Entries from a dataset
____________________

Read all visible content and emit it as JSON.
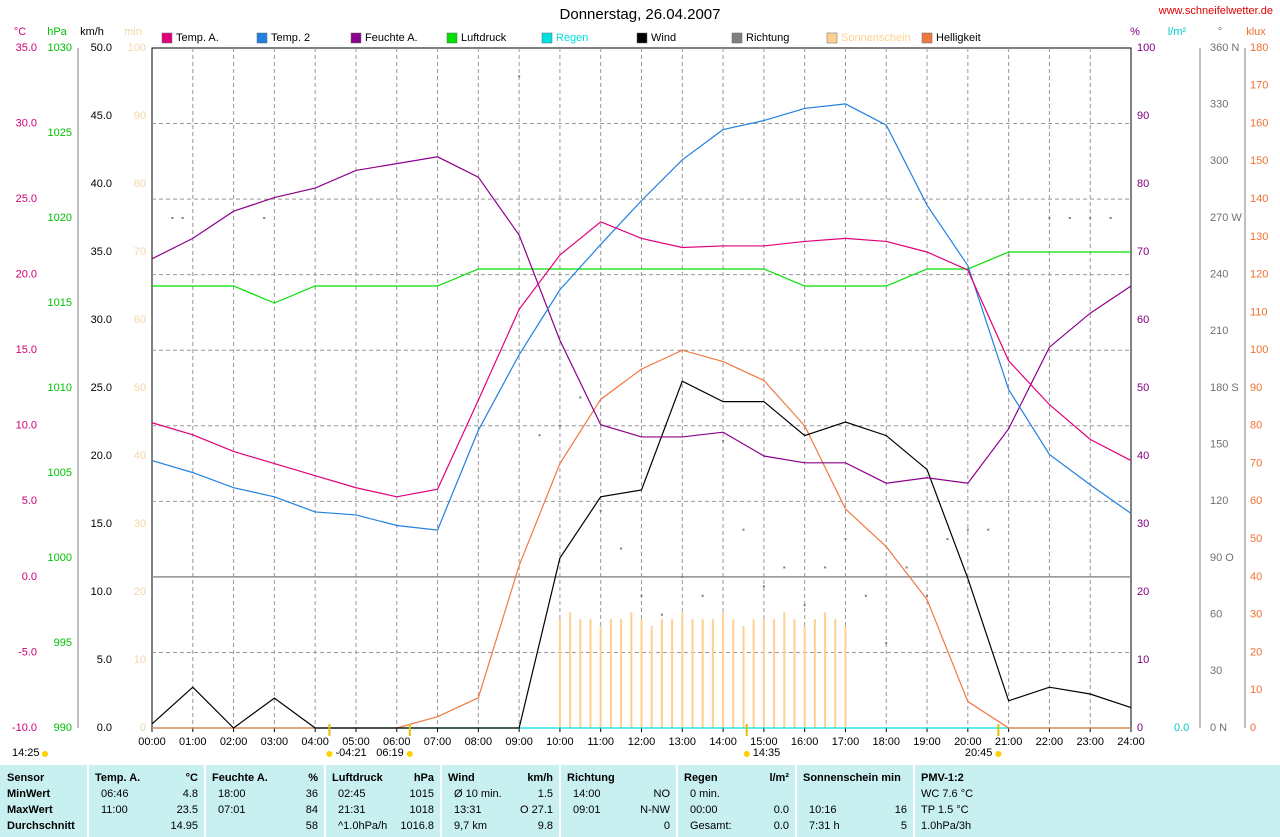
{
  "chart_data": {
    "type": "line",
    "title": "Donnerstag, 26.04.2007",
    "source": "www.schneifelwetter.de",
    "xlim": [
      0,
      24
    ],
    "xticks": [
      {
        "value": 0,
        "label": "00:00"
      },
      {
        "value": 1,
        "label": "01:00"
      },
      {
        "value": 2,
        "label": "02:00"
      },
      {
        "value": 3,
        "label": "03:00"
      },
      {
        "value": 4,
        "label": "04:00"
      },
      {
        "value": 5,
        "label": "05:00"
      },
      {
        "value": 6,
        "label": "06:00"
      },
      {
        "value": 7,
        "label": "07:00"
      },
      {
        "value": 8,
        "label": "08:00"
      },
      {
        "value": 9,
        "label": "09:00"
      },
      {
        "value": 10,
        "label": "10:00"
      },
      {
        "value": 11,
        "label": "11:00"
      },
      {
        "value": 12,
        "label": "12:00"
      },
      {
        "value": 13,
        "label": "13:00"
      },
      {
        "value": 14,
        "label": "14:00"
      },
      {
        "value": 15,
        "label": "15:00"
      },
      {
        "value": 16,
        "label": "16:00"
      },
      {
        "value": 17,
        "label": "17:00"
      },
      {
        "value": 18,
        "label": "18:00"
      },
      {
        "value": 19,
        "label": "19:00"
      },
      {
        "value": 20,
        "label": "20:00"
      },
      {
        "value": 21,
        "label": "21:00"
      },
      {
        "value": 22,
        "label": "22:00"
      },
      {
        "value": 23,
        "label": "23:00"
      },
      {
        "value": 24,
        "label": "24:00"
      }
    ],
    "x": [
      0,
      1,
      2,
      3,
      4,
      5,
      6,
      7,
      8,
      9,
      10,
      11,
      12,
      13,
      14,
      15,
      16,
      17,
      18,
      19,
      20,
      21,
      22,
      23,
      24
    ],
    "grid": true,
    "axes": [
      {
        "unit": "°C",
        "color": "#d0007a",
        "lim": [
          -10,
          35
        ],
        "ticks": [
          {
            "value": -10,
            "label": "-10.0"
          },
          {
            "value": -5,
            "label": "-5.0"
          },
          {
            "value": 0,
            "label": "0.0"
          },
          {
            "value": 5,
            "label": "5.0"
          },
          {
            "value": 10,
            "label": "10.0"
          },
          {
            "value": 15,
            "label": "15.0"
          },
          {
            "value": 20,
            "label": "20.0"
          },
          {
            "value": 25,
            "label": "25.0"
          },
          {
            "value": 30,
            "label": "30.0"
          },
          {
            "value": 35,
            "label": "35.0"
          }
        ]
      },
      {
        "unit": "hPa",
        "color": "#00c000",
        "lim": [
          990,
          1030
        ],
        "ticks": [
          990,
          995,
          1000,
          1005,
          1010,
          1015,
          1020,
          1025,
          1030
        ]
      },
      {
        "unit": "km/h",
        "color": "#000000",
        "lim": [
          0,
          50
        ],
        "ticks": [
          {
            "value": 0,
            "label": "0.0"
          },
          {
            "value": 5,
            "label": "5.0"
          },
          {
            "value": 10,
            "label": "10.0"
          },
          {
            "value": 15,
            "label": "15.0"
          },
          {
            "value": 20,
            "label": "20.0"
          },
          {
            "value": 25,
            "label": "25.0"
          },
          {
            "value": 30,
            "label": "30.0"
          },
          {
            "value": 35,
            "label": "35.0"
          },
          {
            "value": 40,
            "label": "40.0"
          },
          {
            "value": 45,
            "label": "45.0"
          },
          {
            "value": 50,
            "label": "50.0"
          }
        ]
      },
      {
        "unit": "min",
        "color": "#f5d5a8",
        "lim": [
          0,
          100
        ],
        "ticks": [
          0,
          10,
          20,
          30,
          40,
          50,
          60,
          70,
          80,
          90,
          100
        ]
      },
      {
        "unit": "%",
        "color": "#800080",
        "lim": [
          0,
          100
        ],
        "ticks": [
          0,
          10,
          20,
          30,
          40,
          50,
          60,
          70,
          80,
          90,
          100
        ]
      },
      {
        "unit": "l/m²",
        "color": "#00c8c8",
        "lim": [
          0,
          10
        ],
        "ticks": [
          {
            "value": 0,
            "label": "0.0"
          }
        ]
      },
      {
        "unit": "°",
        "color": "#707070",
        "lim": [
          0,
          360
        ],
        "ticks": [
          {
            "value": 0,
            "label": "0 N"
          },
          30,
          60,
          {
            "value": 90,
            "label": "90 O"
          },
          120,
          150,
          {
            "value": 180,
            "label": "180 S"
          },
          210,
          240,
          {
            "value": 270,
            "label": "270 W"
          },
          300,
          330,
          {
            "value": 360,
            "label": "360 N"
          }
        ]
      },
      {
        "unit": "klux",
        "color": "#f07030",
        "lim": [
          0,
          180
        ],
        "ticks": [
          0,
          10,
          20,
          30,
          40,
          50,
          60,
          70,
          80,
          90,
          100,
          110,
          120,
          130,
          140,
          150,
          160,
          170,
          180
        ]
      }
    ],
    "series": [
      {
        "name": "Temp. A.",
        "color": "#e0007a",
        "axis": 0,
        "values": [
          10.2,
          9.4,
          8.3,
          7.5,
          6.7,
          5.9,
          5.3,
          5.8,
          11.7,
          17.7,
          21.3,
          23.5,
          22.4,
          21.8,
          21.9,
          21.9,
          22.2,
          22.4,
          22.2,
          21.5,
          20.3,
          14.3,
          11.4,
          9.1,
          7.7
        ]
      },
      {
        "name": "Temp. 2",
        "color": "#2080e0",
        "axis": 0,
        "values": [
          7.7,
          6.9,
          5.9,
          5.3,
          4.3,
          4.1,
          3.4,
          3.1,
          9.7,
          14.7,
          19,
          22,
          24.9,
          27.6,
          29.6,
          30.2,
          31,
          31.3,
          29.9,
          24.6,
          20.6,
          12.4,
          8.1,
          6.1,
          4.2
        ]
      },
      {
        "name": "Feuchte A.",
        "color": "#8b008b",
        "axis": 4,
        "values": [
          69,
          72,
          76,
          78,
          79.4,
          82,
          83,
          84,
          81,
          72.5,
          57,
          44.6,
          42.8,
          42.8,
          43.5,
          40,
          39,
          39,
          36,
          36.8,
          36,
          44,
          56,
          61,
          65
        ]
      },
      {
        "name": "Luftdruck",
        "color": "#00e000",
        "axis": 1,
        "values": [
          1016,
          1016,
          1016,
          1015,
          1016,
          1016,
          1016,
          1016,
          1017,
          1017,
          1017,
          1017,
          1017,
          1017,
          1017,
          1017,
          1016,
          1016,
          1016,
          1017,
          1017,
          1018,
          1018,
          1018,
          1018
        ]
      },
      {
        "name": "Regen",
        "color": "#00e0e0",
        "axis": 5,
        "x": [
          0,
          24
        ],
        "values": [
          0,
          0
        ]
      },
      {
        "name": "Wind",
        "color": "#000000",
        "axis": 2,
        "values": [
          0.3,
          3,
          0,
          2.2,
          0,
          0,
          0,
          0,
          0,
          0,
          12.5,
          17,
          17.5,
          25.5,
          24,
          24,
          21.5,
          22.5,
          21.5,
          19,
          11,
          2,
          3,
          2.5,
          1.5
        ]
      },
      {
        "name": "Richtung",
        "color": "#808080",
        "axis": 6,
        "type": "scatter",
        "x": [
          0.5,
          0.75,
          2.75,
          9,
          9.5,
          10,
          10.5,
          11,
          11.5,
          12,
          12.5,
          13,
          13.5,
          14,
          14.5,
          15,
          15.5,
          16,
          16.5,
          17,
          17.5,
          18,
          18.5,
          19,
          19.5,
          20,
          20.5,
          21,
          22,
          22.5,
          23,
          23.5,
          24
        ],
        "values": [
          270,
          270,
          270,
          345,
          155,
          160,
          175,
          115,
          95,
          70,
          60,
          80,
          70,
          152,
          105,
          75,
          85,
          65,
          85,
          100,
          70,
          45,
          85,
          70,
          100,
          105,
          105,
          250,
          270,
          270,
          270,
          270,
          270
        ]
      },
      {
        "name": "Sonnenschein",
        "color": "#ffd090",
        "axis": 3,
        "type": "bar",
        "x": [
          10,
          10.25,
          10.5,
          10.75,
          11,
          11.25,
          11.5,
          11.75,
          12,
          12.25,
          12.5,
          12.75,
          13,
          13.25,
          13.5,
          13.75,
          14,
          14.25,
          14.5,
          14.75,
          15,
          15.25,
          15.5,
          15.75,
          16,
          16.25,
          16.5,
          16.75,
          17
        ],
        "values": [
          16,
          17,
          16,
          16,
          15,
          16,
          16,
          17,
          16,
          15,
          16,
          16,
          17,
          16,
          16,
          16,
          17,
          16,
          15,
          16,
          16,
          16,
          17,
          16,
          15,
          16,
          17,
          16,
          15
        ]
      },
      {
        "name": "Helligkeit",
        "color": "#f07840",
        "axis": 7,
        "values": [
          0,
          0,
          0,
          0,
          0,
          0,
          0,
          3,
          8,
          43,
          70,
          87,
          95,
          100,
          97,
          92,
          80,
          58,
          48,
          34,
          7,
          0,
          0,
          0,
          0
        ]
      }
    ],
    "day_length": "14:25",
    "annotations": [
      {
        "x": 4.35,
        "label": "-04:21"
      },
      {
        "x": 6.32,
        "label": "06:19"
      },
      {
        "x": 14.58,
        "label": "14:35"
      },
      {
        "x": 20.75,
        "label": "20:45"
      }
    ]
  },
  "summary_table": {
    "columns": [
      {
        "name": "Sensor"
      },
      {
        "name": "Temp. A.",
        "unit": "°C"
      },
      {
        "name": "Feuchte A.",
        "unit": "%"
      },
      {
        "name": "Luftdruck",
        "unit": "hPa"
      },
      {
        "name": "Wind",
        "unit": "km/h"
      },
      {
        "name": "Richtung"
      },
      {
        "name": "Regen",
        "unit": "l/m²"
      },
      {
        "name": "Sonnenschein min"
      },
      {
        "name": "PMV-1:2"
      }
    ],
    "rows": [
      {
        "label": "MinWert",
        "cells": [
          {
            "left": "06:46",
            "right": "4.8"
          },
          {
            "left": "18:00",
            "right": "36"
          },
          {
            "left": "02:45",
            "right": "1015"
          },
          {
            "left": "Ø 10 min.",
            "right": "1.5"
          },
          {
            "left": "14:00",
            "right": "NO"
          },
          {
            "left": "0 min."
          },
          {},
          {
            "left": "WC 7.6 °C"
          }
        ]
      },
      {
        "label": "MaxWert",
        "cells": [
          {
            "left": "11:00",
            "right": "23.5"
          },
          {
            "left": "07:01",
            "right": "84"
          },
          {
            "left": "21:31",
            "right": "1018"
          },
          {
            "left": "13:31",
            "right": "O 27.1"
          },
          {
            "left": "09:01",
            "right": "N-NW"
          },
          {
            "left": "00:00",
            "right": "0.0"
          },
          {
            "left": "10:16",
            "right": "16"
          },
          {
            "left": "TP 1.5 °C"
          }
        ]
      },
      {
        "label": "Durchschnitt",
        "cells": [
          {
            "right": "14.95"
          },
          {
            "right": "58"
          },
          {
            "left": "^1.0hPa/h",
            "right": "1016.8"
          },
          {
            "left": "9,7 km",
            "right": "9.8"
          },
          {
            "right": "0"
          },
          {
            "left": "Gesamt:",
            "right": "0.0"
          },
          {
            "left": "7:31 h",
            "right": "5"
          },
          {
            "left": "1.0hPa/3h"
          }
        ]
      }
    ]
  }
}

____________________

▶ [Exercise objective]: From the listing above, pick out every line containing "axis".

▶ [Finished exercise]:
        "axis": 0,
        "axis": 0,
        "axis": 4,
        "axis": 1,
        "axis": 5,
        "axis": 2,
        "axis": 6,
        "axis": 3,
        "axis": 7,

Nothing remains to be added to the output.